◆ WORK TO DO
Check every line in the records below for the word "JSON" and report how many have it, nothing more.

◆ RECORD EXTRACTS
______________________________
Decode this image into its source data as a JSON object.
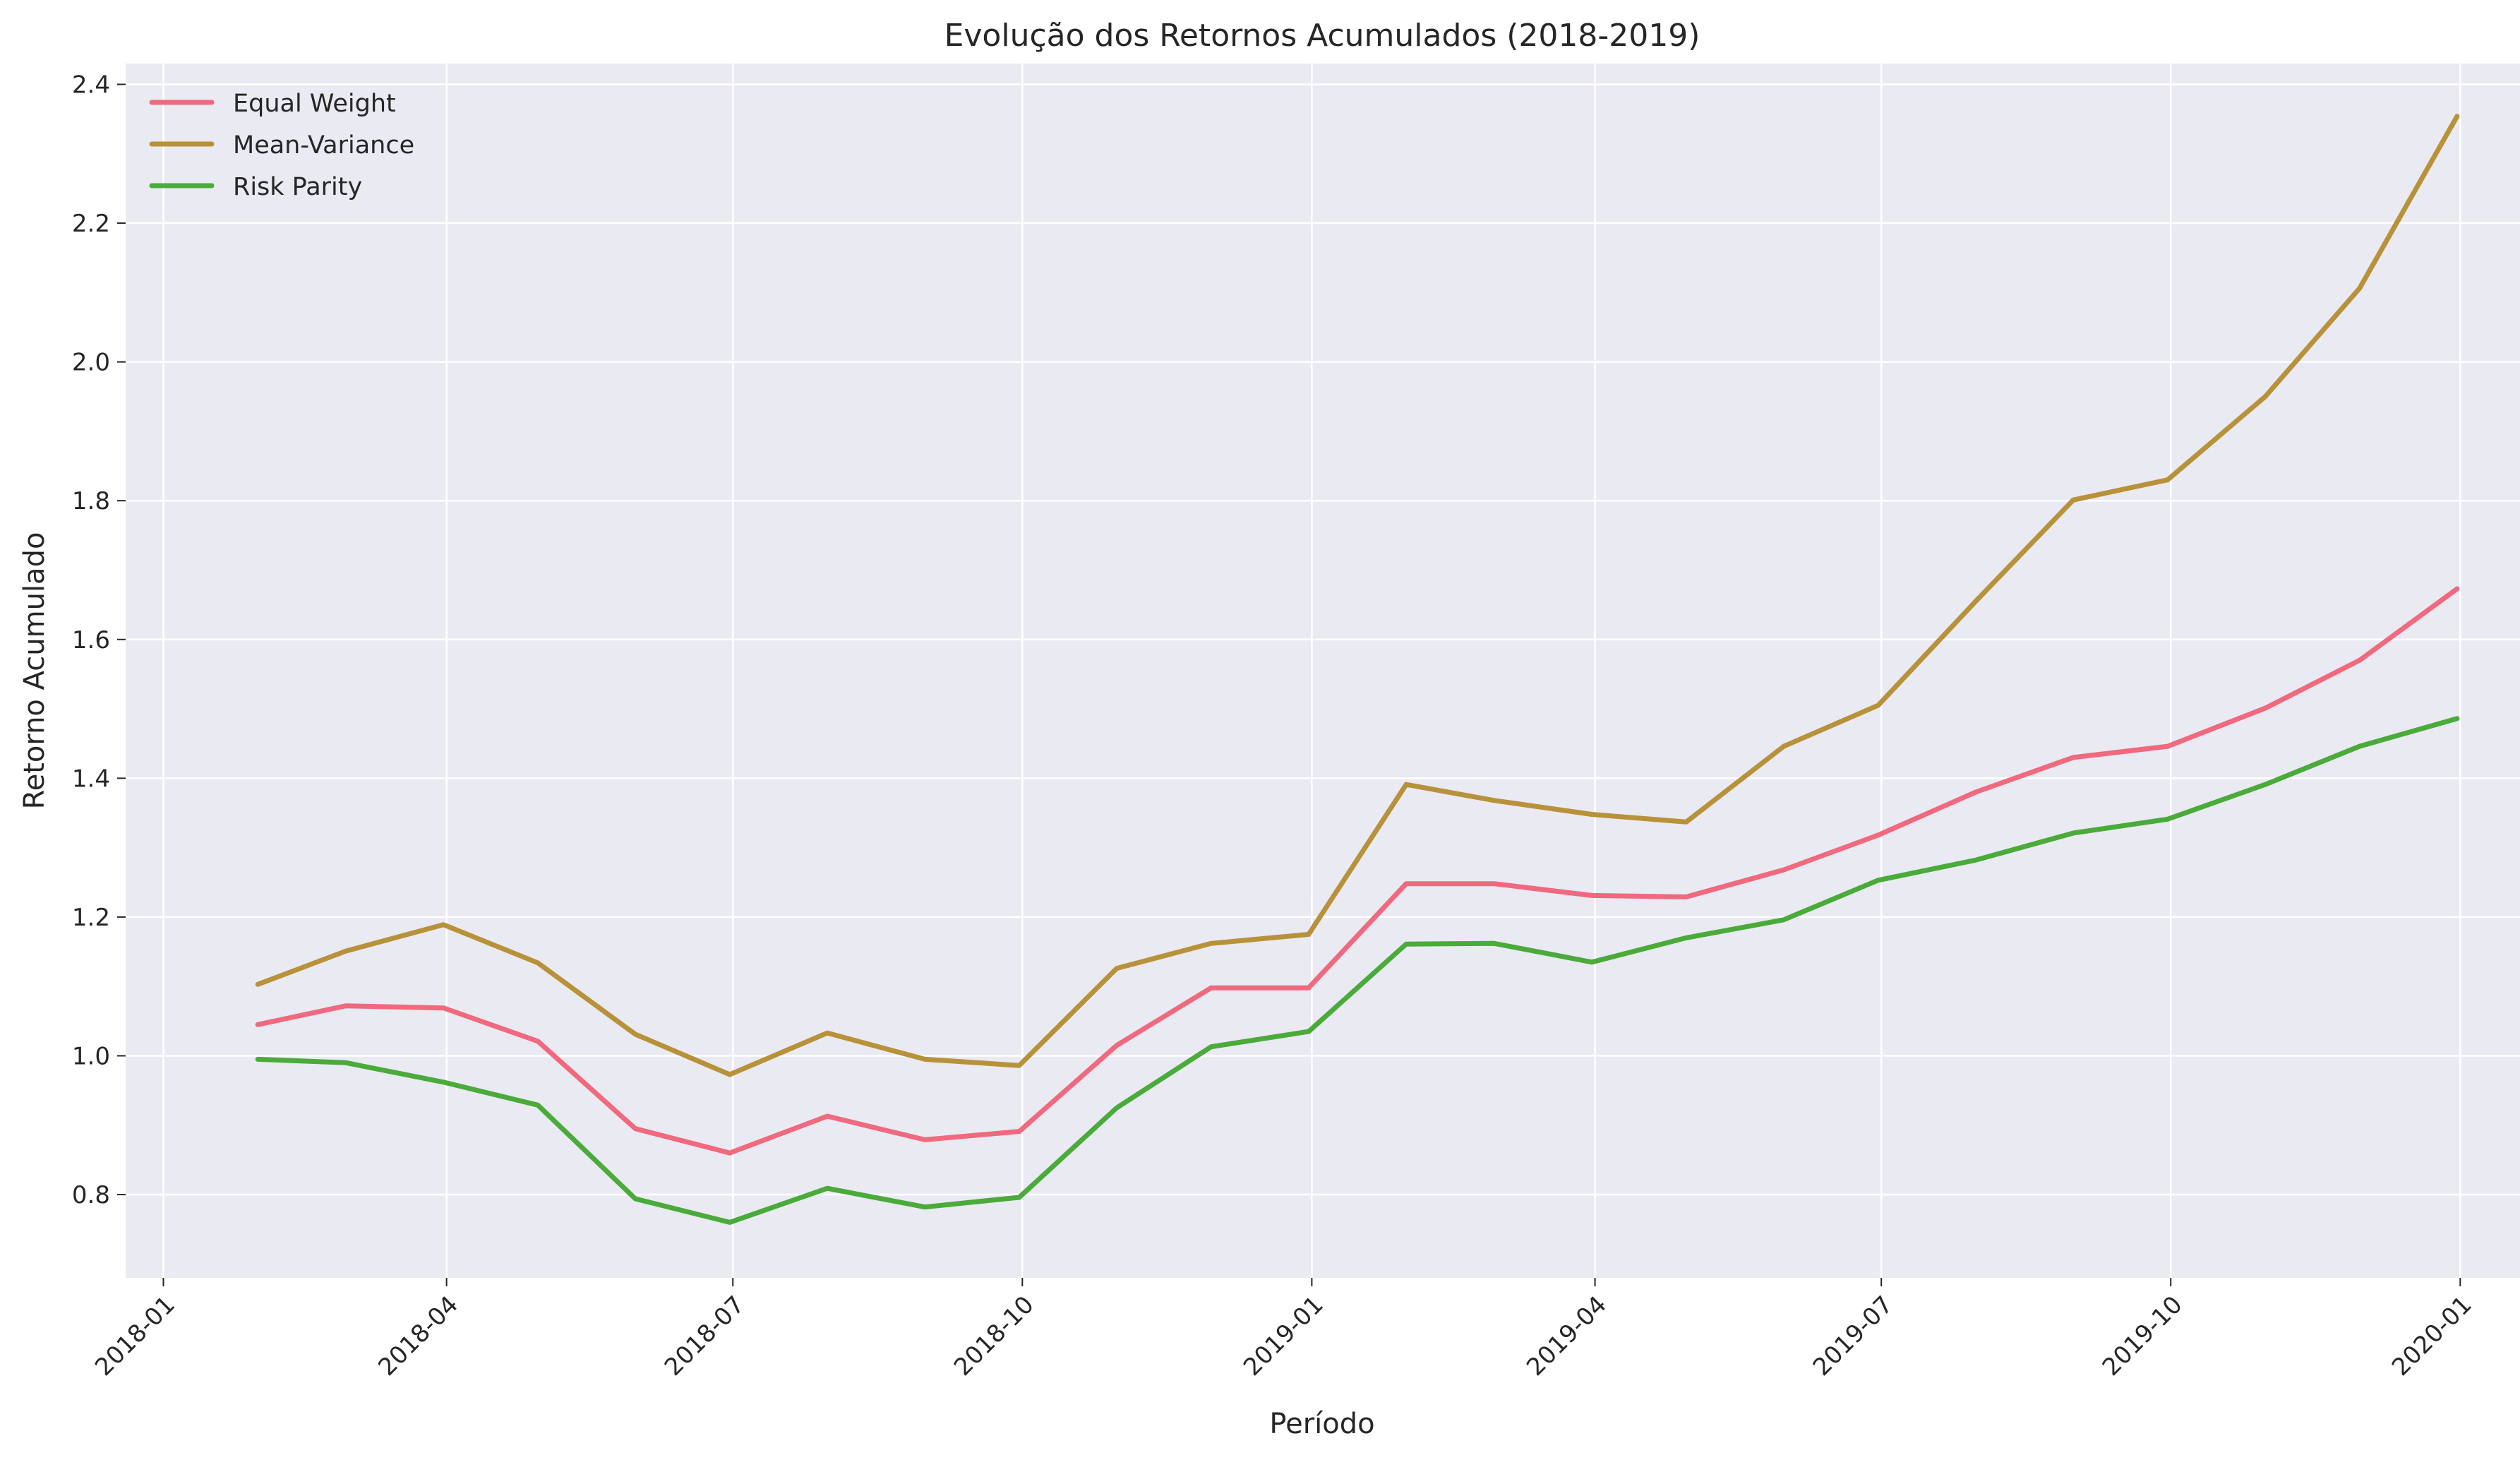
{
  "chart_data": {
    "type": "line",
    "title": "Evolução dos Retornos Acumulados (2018-2019)",
    "xlabel": "Período",
    "ylabel": "Retorno Acumulado",
    "x": [
      "2018-01-31",
      "2018-02-28",
      "2018-03-31",
      "2018-04-30",
      "2018-05-31",
      "2018-06-30",
      "2018-07-31",
      "2018-08-31",
      "2018-09-30",
      "2018-10-31",
      "2018-11-30",
      "2018-12-31",
      "2019-01-31",
      "2019-02-28",
      "2019-03-31",
      "2019-04-30",
      "2019-05-31",
      "2019-06-30",
      "2019-07-31",
      "2019-08-31",
      "2019-09-30",
      "2019-10-31",
      "2019-11-30",
      "2019-12-31"
    ],
    "x_ticks": [
      "2018-01",
      "2018-04",
      "2018-07",
      "2018-10",
      "2019-01",
      "2019-04",
      "2019-07",
      "2019-10",
      "2020-01"
    ],
    "y_ticks": [
      "0.8",
      "1.0",
      "1.2",
      "1.4",
      "1.6",
      "1.8",
      "2.0",
      "2.2",
      "2.4"
    ],
    "ylim": [
      0.68,
      2.43
    ],
    "xlim": [
      "2017-12-20",
      "2020-01-20"
    ],
    "grid": true,
    "legend_position": "top-left",
    "background": "#eaeaf2",
    "series": [
      {
        "name": "Equal Weight",
        "color": "#f0697f",
        "values": [
          1.045,
          1.072,
          1.069,
          1.021,
          0.895,
          0.86,
          0.913,
          0.879,
          0.891,
          1.015,
          1.098,
          1.098,
          1.248,
          1.248,
          1.231,
          1.229,
          1.268,
          1.318,
          1.38,
          1.43,
          1.446,
          1.501,
          1.57,
          1.673
        ]
      },
      {
        "name": "Mean-Variance",
        "color": "#b8923a",
        "values": [
          1.103,
          1.151,
          1.189,
          1.134,
          1.031,
          0.973,
          1.033,
          0.995,
          0.986,
          1.126,
          1.162,
          1.175,
          1.391,
          1.368,
          1.348,
          1.337,
          1.446,
          1.505,
          1.655,
          1.801,
          1.83,
          1.95,
          2.106,
          2.354
        ]
      },
      {
        "name": "Risk Parity",
        "color": "#4aab3a",
        "values": [
          0.995,
          0.99,
          0.962,
          0.929,
          0.794,
          0.76,
          0.809,
          0.782,
          0.796,
          0.925,
          1.013,
          1.035,
          1.161,
          1.162,
          1.135,
          1.17,
          1.196,
          1.253,
          1.282,
          1.321,
          1.341,
          1.391,
          1.446,
          1.486
        ]
      }
    ]
  }
}
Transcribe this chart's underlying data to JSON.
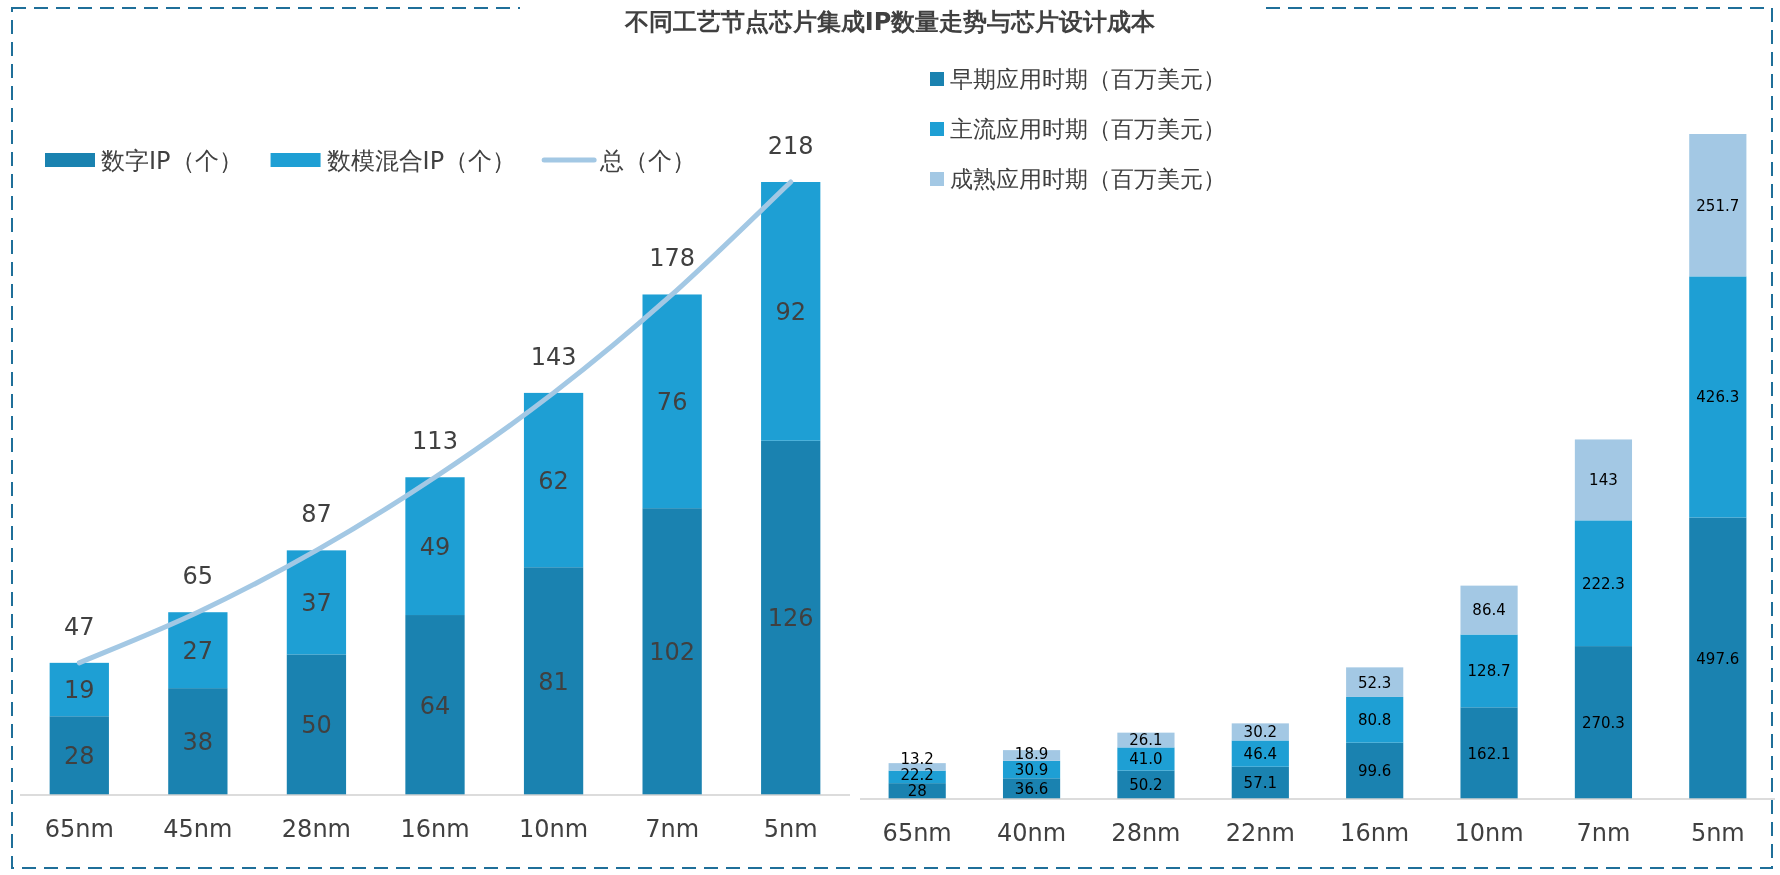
______________________________
◆ RESULT FOR THIS EXERCISE
2